[Stated task] Reproduce the lines of the records from the first one through the line that contains "- acetophenone-structure: O", including both of these lines.

[Region boundary data]
+-------+

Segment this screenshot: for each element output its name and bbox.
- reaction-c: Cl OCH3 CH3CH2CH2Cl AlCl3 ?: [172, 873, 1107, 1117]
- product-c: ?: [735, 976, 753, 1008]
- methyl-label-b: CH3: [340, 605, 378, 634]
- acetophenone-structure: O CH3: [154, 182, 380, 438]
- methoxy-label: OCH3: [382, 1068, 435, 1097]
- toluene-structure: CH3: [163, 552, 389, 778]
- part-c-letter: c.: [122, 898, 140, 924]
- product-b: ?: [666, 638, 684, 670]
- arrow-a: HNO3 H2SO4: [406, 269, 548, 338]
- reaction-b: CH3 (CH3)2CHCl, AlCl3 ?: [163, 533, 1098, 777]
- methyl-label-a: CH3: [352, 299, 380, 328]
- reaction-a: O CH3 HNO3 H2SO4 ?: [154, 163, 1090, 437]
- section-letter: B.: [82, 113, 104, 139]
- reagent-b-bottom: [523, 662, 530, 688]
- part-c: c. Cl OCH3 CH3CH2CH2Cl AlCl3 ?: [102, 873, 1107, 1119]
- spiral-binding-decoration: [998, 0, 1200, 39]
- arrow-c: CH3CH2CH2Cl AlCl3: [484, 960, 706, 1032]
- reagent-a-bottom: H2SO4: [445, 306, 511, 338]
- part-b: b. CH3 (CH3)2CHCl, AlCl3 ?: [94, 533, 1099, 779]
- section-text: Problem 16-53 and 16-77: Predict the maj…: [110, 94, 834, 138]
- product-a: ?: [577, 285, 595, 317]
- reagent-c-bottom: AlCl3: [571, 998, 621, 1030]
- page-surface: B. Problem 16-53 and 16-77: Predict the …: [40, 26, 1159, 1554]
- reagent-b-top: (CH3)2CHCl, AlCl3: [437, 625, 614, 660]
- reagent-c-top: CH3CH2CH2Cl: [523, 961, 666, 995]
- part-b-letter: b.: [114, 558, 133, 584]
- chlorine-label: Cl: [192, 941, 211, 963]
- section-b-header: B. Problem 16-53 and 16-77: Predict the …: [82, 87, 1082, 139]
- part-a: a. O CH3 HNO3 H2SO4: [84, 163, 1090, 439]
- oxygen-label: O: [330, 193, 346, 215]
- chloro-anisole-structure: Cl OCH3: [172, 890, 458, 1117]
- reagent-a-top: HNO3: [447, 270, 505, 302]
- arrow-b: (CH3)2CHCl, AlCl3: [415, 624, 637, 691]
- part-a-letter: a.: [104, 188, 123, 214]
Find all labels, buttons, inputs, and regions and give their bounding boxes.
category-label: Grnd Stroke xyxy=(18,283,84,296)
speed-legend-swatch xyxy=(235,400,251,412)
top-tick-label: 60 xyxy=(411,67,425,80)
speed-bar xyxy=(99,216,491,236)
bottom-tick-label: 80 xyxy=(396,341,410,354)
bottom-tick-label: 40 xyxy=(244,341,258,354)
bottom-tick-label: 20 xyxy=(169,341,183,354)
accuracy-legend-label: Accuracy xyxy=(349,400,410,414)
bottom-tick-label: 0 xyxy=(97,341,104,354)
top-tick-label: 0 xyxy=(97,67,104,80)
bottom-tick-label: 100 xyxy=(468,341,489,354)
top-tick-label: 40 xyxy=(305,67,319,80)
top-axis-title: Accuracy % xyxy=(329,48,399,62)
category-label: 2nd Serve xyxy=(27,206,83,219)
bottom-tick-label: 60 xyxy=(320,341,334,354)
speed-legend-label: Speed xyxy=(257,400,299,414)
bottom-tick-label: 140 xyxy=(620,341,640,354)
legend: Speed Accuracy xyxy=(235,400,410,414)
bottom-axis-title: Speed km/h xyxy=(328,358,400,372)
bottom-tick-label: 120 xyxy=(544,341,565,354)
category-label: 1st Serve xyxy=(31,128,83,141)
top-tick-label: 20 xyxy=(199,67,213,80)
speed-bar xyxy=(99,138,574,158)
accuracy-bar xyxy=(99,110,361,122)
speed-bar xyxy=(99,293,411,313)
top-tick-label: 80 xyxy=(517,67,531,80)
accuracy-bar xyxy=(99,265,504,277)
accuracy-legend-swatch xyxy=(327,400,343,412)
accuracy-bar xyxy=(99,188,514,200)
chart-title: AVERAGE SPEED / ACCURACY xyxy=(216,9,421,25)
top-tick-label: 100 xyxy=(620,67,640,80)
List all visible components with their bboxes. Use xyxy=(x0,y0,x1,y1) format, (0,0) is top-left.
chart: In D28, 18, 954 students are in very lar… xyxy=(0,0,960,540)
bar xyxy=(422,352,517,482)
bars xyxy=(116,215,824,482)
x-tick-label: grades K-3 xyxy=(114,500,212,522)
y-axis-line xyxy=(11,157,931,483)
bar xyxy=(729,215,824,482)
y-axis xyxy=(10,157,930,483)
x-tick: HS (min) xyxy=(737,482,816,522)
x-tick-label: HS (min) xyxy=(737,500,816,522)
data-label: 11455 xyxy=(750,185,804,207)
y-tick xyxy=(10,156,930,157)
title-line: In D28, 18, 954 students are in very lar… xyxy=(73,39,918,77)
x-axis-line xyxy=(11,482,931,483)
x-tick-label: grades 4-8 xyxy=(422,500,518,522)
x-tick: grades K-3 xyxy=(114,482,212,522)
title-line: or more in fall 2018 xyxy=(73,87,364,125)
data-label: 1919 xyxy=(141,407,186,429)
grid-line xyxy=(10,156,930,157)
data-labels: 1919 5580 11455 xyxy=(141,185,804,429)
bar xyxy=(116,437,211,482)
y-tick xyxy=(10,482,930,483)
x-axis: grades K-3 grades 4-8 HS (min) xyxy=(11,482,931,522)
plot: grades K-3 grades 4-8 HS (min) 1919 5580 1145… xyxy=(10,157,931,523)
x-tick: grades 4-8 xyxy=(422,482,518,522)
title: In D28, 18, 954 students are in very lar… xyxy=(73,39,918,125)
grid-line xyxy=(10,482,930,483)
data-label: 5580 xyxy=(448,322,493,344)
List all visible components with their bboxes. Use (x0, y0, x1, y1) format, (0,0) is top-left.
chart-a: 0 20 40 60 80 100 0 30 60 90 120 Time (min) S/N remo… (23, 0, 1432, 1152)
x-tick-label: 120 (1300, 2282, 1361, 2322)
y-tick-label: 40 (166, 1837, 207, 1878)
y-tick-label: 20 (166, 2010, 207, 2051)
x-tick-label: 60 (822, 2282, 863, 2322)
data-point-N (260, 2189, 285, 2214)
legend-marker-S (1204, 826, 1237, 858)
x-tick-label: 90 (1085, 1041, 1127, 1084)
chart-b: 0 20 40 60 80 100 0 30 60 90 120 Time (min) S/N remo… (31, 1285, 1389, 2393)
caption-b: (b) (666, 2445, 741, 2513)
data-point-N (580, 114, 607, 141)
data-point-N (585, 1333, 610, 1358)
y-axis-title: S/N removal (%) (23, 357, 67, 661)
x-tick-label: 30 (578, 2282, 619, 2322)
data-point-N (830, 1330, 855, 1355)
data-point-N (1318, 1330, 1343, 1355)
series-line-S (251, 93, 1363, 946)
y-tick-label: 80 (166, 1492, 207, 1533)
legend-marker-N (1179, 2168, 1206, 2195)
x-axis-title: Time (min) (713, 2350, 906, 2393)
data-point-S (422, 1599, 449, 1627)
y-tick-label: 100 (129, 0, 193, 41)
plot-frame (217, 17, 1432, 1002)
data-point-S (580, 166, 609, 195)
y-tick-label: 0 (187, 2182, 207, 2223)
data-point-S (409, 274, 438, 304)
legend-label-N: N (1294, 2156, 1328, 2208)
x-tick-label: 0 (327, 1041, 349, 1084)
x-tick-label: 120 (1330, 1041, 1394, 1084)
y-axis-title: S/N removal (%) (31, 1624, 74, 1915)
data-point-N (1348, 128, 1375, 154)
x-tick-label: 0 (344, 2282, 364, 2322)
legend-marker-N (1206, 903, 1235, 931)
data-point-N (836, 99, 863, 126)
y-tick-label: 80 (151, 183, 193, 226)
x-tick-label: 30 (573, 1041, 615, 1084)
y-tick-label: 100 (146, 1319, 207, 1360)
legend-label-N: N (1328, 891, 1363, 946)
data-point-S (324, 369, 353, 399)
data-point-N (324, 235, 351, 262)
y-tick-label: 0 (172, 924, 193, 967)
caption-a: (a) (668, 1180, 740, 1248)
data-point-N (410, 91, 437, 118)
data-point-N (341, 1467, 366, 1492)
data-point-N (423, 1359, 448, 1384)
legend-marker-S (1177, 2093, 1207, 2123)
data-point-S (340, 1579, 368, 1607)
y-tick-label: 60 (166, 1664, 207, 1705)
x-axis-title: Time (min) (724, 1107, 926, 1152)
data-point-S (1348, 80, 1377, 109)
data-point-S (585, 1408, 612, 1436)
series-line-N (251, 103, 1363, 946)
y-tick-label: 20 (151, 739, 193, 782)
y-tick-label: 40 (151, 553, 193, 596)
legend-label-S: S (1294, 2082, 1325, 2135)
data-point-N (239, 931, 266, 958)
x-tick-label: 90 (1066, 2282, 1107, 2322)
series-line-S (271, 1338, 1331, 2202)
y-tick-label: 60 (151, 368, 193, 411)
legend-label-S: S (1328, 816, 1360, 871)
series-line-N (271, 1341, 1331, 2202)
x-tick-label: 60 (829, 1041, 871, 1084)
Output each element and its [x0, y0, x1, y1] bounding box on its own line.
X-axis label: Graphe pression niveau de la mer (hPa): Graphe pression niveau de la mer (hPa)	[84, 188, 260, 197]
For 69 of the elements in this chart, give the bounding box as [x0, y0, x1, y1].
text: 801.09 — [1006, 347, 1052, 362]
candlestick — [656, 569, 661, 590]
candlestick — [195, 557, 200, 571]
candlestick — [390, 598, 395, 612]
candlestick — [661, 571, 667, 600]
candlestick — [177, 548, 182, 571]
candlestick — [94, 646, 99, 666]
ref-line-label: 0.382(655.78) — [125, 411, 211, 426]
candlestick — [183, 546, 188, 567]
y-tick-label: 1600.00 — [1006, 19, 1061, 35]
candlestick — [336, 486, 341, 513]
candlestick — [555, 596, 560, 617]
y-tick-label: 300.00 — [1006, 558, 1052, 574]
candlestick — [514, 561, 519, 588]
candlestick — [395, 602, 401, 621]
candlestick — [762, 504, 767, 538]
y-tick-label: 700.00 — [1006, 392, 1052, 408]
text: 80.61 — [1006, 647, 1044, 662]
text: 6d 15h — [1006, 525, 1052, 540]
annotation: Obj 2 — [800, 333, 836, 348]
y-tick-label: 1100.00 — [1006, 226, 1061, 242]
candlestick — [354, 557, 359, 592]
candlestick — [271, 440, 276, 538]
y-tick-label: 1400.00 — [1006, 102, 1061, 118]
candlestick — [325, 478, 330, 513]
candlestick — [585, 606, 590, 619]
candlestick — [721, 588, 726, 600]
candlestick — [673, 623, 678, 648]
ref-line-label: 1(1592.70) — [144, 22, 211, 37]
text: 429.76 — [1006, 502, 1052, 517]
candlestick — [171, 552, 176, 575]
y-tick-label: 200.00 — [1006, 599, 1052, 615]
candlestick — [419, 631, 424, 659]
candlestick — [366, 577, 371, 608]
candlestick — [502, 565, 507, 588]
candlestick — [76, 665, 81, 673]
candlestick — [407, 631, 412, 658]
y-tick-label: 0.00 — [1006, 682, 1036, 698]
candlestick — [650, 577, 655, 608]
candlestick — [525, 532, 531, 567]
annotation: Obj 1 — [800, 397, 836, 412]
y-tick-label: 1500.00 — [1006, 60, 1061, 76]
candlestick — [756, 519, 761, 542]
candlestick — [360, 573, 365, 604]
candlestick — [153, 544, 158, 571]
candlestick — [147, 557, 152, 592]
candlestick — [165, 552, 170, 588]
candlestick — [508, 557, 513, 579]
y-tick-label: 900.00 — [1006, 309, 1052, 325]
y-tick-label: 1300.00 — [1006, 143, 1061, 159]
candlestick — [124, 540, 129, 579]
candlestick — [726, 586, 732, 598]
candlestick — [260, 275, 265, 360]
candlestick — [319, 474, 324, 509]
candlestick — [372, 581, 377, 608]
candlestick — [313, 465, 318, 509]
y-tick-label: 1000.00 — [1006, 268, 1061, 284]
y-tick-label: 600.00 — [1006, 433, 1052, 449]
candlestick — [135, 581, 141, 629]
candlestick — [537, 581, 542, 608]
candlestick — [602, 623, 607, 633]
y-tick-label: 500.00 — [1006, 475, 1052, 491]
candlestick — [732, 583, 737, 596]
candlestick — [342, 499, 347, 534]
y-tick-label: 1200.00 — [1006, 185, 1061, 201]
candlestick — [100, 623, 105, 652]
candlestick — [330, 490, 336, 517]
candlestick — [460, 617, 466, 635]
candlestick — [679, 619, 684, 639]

+-------+

[Response to this task]
Segment this screenshot: for each element output its name and bbox.
- reaction-c: Cl OCH3 CH3CH2CH2Cl AlCl3 ?: [172, 873, 1107, 1117]
- product-c: ?: [735, 976, 753, 1008]
- methyl-label-b: CH3: [340, 605, 378, 634]
- acetophenone-structure: O CH3: [154, 182, 380, 438]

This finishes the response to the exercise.